续写这篇关于白内障手术前后视力与眼压结果的文本，从最后一句之后接着写。

[练习文本]
++++++

2.1患者白內障手術前后BCVA患者BCVA≥0.5者5只眼,0.3~0.5者8只眼,0.1~0.3者9只眼,指數~0.1者8只眼;與手術前比較,BCVA差異有統計學意義(Z=-2.666,P=0.008)。術后仍有8只眼BCVA≤0.1,與原有眼底病變和視網膜情況有關。 見表1。

表1 患者白內障手術前后BCVA

2.2患者手術前后眼壓患者30只眼術前眼壓為9~22 mmHg,平均為(17.13±2.84)mmHg;術后1 d眼壓為11~28 mmHg,平均為(17.20±4.16)mmHg;術后7 d眼壓為10~23 mmHg,平均為(17.43±3.41)mmHg;術后1個月眼壓為13~22 mmHg,平均為(17.36±2.51)mmHg;術后3個月眼壓為13~21 mmHg,平均為(16.73±2.33)mmHg。患者術前與術后7 d、1個月、3個月眼壓比較差異無統計學意義(P>0.05)。與術前比較,術后1 d眼壓明顯升高(P=0.027)。

++++++

[数据部分]
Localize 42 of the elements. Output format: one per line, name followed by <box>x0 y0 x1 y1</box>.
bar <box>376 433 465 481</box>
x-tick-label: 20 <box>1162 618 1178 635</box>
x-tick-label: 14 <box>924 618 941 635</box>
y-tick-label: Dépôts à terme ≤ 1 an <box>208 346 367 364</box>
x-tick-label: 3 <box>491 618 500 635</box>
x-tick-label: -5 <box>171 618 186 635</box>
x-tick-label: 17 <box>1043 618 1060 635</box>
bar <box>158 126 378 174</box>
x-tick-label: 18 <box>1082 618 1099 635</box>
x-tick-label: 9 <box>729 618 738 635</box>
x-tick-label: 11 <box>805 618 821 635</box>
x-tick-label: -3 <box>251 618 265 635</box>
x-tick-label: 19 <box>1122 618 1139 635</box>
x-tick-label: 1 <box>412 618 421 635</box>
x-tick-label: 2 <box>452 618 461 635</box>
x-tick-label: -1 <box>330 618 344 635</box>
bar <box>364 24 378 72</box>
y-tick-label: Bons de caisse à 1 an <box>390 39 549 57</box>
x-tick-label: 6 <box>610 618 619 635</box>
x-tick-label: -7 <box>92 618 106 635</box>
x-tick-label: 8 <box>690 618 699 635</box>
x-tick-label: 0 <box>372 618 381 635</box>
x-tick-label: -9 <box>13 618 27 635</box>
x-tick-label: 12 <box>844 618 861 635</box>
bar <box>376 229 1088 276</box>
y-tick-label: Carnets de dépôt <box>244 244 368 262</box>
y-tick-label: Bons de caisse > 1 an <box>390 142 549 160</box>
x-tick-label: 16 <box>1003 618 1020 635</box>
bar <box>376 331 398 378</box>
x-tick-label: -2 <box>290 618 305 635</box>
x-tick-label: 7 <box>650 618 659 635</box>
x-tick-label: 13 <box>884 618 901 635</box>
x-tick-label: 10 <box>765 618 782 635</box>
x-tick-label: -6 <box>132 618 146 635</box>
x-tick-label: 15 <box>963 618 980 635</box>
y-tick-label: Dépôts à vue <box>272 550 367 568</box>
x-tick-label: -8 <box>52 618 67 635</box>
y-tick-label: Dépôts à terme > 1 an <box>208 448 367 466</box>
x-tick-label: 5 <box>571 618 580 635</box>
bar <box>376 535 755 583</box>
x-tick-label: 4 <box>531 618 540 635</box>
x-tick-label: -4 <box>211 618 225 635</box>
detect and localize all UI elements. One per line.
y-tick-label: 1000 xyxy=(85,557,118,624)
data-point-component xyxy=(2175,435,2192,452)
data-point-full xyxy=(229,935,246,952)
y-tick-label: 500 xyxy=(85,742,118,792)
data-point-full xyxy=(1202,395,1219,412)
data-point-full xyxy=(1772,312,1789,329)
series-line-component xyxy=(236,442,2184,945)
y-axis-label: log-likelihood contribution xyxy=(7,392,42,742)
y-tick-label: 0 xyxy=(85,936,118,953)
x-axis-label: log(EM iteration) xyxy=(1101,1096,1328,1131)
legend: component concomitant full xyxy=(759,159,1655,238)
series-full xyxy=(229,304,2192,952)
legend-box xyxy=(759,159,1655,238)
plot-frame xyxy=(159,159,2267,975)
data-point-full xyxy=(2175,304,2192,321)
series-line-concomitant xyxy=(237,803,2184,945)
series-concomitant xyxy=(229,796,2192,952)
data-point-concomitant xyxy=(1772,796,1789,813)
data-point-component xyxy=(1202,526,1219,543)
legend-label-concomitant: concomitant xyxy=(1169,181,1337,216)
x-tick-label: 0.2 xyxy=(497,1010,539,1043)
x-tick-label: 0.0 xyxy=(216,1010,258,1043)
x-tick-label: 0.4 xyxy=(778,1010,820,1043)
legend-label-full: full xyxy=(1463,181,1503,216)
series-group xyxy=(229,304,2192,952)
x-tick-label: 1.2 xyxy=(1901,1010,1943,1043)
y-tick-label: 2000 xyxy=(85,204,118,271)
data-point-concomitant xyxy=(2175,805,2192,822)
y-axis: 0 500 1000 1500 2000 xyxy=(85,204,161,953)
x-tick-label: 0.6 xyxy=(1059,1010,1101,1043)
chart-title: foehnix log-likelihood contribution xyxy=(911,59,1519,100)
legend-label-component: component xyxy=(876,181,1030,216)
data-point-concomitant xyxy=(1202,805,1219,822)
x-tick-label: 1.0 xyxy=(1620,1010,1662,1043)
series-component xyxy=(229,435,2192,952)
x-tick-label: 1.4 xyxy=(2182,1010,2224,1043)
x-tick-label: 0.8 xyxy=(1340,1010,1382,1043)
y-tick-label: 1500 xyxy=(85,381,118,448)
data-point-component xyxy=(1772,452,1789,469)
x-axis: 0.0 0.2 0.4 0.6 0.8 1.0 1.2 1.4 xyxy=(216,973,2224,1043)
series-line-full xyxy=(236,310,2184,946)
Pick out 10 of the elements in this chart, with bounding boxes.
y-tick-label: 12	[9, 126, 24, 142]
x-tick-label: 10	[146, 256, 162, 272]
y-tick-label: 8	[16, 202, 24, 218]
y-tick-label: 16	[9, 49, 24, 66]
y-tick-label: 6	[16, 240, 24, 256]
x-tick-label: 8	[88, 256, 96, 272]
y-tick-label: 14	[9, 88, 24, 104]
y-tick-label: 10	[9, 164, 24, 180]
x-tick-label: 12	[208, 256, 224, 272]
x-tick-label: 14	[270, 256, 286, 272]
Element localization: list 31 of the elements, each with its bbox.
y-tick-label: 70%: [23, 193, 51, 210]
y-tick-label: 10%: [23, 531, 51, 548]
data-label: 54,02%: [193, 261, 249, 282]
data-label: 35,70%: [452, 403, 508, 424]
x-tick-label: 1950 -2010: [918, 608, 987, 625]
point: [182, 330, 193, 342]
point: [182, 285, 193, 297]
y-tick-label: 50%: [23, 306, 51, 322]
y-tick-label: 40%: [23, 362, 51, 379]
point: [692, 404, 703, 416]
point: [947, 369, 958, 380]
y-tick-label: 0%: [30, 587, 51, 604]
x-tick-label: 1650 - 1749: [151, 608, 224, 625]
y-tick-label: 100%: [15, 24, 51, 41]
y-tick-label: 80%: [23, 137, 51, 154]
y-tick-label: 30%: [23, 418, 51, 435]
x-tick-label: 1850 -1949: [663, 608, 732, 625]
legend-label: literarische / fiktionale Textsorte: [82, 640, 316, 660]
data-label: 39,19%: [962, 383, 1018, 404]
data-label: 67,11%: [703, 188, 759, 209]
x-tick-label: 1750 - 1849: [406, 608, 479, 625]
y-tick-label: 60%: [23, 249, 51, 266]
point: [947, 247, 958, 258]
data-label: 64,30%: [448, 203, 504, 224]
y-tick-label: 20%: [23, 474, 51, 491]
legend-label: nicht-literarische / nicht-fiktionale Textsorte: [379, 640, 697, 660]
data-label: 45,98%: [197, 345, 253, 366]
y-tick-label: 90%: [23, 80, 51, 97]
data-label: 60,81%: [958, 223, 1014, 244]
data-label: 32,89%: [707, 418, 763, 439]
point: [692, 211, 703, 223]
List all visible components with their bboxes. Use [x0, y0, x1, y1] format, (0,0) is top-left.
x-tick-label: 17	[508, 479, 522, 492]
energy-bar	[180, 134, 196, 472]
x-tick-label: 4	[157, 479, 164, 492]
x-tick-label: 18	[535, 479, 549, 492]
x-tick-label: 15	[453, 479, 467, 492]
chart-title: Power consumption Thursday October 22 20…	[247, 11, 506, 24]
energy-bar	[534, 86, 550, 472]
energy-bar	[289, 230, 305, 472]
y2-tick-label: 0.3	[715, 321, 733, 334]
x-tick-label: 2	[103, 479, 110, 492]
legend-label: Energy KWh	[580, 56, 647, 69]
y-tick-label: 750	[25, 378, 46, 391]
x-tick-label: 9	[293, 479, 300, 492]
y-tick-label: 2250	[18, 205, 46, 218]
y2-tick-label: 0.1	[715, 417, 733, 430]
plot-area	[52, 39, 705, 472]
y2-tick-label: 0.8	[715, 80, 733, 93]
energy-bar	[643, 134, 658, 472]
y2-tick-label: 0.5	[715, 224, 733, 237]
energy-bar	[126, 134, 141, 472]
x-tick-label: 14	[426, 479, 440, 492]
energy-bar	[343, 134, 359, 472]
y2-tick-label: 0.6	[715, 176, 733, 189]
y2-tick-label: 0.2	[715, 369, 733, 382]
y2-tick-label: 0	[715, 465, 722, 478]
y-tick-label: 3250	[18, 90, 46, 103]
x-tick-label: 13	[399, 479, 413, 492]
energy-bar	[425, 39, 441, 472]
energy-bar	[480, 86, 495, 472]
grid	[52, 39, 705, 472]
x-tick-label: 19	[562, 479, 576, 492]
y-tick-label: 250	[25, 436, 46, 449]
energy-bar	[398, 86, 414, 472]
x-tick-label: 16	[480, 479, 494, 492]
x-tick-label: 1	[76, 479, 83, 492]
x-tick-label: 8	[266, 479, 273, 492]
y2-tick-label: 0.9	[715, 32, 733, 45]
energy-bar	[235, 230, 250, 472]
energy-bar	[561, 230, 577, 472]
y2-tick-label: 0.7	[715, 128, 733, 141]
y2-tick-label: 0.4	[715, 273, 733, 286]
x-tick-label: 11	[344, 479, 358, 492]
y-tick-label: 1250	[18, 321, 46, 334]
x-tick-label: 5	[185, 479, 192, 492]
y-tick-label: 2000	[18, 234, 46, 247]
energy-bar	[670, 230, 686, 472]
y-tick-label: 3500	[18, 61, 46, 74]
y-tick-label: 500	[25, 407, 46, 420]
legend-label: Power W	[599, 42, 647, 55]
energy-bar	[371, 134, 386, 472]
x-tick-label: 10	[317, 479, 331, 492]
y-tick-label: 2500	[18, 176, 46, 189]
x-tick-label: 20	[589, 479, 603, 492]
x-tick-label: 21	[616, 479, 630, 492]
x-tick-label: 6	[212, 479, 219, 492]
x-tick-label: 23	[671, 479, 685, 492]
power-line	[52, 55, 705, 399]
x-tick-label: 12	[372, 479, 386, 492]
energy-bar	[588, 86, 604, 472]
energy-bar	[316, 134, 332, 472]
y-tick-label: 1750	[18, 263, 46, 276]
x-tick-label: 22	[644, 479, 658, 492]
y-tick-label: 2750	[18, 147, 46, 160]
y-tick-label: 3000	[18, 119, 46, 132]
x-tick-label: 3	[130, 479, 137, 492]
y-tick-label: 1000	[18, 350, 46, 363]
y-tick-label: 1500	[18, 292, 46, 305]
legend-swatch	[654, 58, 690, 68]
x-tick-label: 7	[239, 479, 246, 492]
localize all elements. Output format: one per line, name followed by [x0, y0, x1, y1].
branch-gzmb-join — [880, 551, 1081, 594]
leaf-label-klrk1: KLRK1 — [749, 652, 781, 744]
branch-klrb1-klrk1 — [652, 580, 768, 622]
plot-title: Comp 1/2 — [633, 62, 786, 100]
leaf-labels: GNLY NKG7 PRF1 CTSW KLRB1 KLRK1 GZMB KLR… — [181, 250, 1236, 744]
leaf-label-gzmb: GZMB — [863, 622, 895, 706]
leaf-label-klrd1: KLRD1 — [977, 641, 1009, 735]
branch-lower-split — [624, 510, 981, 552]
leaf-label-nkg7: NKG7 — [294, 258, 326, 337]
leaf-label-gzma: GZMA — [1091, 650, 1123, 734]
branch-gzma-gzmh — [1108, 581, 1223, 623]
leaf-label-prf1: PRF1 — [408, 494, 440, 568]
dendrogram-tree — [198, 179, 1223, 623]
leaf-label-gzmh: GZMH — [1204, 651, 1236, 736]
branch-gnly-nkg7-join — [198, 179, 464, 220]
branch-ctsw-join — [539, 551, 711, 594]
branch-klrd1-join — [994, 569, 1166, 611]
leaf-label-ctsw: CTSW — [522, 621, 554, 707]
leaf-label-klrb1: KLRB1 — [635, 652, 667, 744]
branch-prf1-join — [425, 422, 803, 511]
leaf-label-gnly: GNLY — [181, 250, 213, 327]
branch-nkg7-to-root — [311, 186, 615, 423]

++++++

[书面回答]
2.3患者角膜內皮細胞丟失率術前角膜內皮細胞計數為(2 467±280)mm-2,術后1周角膜內皮細胞計數為(2 033±209)mm-2,角膜內皮細胞丟失率為17.59%。

2.4并發癥所有患者術中術后均無視網膜再脫離、脈絡膜脫離、后囊破裂及爆發性脈絡膜出血等嚴重并發癥出現。術后5只眼出現輕度角膜水腫,4只眼出現前房閃輝,可能與晶狀體核過硬且術中使用過多超聲能量有關,經局部激素滴眼液滴眼等對癥治療后好轉。4只眼出現后囊膜渾濁,行YAG激光后囊切開術。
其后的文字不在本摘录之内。